◆ Figure record extracts:
━━━━━━━━

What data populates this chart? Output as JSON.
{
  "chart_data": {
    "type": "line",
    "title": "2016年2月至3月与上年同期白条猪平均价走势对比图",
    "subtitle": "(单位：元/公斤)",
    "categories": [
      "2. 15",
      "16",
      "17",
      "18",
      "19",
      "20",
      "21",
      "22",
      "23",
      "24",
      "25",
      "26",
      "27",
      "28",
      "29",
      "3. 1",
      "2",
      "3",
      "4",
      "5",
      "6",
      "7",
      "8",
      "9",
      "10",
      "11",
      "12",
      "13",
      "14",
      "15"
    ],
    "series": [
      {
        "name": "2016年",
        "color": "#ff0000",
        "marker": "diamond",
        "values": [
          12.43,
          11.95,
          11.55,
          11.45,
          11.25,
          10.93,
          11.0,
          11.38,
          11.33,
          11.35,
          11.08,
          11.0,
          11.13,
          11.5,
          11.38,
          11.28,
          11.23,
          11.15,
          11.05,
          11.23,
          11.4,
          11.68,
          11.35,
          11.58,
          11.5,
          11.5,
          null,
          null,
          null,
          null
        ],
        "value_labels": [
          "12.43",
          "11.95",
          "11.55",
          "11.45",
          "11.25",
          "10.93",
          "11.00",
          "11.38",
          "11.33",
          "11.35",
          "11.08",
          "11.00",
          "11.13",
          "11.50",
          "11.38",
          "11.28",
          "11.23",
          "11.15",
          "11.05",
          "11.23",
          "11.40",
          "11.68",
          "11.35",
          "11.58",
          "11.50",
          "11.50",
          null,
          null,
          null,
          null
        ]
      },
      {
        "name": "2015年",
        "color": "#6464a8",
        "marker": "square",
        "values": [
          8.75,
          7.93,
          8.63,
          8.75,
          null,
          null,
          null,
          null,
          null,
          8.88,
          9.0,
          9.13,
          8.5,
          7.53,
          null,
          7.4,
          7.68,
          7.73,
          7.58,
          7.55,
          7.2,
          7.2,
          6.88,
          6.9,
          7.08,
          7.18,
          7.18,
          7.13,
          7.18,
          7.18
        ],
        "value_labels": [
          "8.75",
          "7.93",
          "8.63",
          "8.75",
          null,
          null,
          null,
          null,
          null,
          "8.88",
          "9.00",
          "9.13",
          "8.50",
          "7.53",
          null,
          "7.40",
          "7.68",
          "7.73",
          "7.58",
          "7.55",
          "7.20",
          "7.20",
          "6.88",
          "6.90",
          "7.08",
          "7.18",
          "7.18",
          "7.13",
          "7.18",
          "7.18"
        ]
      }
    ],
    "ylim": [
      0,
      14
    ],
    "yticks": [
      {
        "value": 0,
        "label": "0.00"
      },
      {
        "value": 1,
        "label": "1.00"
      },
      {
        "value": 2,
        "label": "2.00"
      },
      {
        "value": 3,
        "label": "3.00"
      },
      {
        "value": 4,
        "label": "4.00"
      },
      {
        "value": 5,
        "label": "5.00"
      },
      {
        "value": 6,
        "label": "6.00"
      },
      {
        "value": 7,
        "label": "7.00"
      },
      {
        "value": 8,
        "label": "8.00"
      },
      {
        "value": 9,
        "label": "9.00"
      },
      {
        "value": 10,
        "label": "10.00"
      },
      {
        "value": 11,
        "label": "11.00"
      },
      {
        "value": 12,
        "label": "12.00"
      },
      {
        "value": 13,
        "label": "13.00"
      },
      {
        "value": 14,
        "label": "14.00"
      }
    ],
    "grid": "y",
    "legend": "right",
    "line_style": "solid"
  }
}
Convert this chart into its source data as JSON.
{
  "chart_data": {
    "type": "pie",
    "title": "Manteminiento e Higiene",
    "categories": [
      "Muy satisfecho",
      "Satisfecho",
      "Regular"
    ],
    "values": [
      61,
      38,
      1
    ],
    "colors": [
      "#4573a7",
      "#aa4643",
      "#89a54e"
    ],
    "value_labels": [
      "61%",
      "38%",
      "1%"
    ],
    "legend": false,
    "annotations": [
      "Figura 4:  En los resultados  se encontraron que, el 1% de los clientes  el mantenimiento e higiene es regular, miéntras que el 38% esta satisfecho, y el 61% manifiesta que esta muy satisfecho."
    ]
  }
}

━━━━━━━━

◆ Problem: Return all lines with the word "JSON" in them.

◆ The completed task:
What data populates this chart? Output as JSON.
Convert this chart into its source data as JSON.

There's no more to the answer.